[Exercise]
Say how many lines contain "年度相比"; the answer is the number alone.
====== Extracted entries ======
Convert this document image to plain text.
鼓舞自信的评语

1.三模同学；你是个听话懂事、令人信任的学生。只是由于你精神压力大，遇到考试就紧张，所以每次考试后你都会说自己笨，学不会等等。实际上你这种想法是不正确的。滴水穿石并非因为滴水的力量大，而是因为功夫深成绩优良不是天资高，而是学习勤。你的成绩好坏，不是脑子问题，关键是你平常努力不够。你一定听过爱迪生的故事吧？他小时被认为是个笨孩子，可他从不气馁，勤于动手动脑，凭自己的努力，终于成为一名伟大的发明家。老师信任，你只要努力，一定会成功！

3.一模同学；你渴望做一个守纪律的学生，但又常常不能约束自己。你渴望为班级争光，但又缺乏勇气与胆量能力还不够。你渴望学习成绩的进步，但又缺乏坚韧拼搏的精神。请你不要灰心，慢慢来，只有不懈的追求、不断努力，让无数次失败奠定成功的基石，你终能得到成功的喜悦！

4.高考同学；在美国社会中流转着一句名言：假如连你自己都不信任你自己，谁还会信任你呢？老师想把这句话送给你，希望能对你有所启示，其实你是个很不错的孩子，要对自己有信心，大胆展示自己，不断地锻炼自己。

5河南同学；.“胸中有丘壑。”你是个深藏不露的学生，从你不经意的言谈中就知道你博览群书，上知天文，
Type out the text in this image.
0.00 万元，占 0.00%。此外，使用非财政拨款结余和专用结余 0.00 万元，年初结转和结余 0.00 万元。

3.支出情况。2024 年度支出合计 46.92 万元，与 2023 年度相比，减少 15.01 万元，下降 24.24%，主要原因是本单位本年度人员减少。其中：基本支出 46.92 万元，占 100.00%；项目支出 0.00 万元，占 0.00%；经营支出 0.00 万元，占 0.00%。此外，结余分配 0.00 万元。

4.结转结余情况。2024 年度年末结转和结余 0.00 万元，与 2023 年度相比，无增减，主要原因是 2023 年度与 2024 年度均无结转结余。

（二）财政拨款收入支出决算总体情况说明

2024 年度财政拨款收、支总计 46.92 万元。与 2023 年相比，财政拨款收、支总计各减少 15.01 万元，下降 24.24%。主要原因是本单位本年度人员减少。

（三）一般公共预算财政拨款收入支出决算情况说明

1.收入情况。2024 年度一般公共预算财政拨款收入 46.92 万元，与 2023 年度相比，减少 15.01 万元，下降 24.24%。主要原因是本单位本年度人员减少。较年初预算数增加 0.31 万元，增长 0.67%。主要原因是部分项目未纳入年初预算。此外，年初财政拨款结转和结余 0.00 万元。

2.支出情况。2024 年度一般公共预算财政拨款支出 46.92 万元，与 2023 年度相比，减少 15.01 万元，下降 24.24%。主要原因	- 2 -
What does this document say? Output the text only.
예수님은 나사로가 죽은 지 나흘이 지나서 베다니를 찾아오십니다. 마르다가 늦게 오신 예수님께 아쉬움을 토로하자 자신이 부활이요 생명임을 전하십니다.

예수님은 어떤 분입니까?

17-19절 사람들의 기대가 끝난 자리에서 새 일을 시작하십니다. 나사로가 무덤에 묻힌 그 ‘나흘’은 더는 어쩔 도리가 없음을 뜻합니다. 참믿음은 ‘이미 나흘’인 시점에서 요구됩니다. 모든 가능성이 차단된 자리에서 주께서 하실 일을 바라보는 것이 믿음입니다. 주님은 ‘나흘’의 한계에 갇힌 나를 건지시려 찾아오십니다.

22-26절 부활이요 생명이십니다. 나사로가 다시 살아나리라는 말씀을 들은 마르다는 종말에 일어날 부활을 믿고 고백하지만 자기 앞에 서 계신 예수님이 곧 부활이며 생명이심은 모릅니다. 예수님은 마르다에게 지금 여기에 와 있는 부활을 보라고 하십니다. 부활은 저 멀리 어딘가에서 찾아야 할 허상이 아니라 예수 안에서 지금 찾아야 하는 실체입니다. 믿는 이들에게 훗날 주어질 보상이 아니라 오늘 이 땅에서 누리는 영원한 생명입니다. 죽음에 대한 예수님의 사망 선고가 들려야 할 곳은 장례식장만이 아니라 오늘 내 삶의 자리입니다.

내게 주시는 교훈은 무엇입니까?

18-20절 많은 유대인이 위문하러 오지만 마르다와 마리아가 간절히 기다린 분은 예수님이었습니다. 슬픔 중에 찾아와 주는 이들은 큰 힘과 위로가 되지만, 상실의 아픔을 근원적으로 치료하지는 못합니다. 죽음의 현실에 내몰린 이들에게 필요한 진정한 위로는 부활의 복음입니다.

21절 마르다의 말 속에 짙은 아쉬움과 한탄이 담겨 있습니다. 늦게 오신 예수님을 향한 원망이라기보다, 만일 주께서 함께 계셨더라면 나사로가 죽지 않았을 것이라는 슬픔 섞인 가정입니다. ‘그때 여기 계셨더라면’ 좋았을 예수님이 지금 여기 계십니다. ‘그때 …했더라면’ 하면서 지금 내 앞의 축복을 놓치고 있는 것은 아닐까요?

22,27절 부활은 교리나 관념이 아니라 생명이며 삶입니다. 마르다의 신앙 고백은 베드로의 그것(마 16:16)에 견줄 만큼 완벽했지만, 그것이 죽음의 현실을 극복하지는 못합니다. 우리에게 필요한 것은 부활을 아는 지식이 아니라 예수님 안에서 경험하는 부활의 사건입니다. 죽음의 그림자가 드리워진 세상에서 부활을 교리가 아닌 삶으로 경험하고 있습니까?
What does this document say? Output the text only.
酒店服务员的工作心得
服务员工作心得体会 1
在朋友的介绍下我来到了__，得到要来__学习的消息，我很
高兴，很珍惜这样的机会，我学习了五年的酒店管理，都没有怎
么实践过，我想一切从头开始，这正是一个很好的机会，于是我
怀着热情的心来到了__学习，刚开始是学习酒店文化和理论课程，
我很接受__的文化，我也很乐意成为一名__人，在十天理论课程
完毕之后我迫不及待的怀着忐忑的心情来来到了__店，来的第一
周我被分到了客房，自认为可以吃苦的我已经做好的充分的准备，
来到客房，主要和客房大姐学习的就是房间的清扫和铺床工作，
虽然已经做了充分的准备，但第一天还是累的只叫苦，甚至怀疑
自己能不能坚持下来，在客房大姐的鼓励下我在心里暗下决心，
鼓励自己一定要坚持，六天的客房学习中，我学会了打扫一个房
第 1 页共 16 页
======
[Response to the task]
4